**Given exercise:** From the entries below, copy every line holding the word "Relations".

**Extracted data:**
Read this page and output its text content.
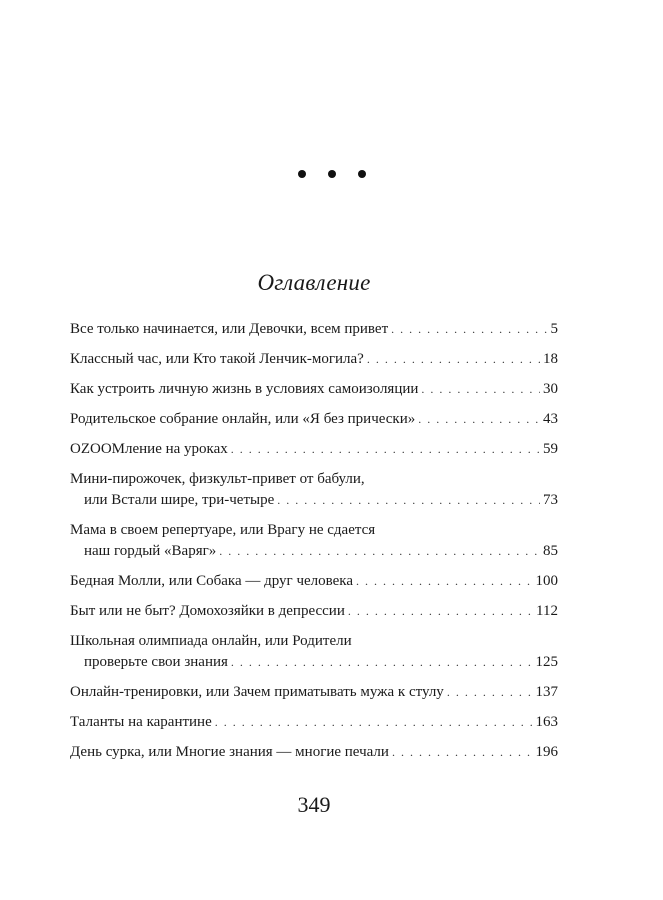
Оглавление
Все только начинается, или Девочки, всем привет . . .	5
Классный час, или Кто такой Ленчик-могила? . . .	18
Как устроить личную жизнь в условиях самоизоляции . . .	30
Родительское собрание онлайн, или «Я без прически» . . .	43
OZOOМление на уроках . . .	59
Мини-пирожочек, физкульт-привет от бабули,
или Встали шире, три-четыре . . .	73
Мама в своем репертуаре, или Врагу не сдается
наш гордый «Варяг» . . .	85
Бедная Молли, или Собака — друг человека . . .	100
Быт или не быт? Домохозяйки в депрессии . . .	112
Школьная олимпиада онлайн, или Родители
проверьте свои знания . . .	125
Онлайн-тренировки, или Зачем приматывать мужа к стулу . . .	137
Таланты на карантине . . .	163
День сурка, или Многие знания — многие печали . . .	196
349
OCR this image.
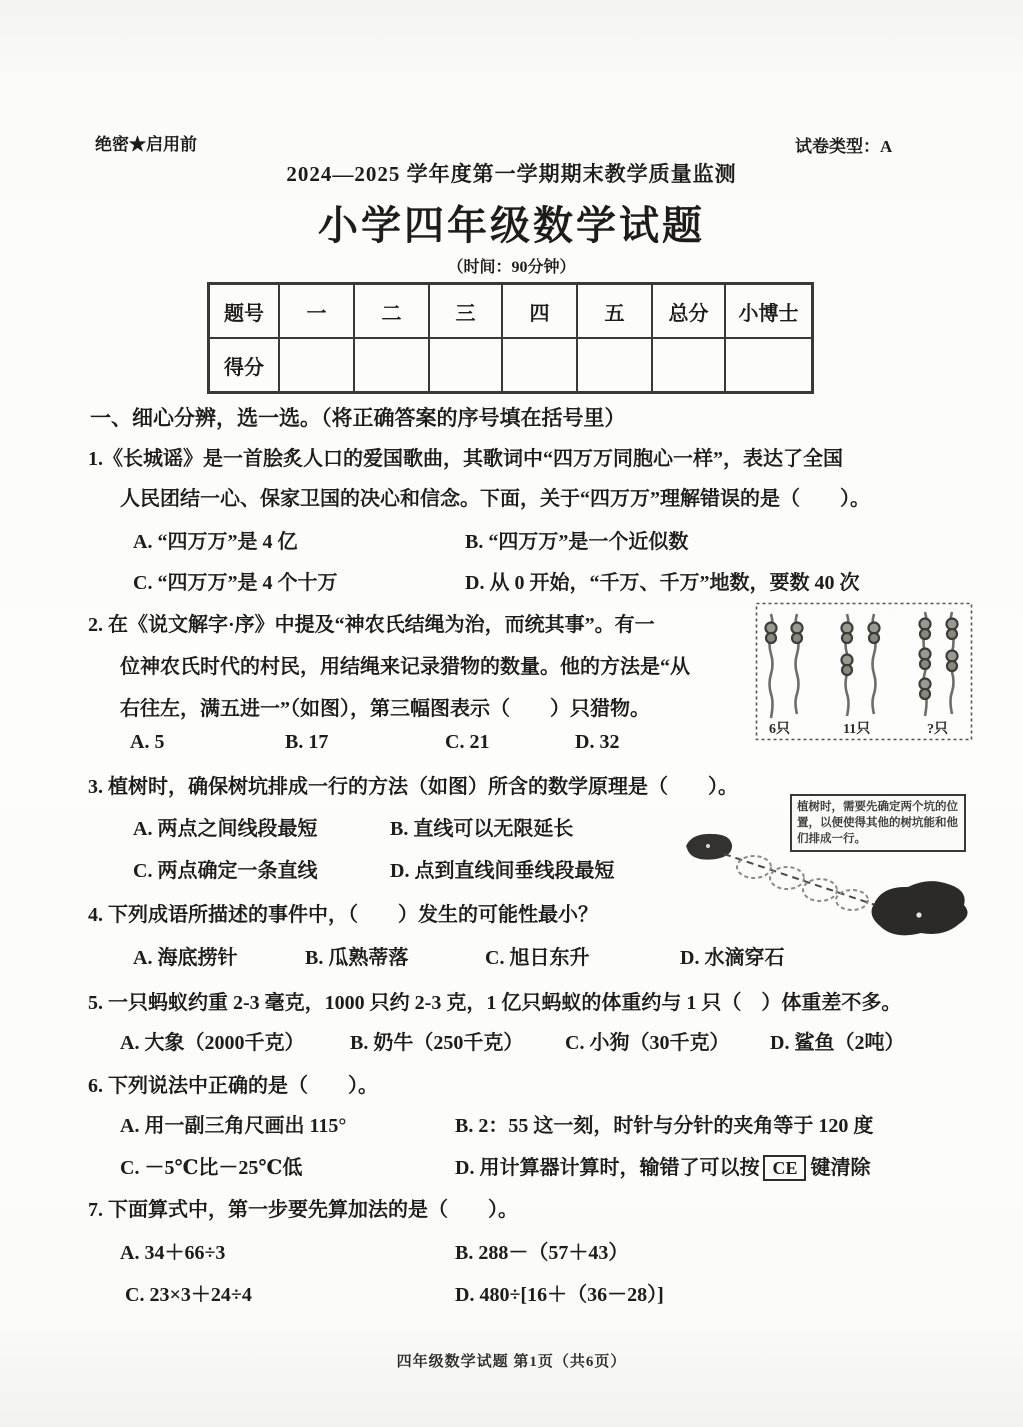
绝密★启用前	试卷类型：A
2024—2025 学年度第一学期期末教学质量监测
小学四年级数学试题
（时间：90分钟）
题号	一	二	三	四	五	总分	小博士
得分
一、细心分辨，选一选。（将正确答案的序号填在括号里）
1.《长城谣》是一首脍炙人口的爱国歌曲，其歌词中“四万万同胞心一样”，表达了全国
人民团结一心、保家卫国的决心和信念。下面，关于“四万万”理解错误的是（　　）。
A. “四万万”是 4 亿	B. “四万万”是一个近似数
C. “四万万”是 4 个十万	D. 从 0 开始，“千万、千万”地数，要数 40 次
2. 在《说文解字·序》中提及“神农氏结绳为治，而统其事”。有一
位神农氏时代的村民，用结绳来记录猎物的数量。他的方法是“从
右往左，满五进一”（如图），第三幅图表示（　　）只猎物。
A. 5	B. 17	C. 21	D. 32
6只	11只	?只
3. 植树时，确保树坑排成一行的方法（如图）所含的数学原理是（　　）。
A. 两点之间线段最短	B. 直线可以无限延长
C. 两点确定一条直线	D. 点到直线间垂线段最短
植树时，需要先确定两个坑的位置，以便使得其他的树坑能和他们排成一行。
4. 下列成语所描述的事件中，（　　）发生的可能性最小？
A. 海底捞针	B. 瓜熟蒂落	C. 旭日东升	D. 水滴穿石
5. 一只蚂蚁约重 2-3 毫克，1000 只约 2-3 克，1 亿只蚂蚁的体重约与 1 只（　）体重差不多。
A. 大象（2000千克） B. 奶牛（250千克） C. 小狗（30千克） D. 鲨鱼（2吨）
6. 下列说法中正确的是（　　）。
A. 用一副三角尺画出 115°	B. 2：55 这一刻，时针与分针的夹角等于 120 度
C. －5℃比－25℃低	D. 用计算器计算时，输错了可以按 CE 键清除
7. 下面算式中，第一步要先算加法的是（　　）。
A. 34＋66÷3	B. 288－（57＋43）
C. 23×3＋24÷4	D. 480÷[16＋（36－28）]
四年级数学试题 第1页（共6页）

...

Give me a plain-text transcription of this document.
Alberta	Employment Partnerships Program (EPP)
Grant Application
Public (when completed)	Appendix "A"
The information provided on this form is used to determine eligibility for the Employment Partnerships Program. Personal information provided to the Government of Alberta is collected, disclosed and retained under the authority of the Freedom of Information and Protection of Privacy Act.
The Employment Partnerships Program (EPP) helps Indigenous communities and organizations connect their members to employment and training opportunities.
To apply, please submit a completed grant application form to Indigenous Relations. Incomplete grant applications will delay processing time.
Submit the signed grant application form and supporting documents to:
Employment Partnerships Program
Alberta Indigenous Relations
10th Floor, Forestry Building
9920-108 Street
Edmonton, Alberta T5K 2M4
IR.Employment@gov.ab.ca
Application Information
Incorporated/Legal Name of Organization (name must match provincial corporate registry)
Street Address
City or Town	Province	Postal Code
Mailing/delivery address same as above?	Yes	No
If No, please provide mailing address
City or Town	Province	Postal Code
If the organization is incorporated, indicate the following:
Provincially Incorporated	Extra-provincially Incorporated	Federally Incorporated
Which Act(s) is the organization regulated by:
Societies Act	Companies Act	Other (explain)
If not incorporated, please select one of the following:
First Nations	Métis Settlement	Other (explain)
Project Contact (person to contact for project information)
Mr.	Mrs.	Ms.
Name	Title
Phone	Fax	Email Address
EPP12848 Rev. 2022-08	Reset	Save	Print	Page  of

**Response:**
To apply, please submit a completed grant application form to Indigenous Relations. Incomplete grant applications will delay processing time.
Alberta Indigenous Relations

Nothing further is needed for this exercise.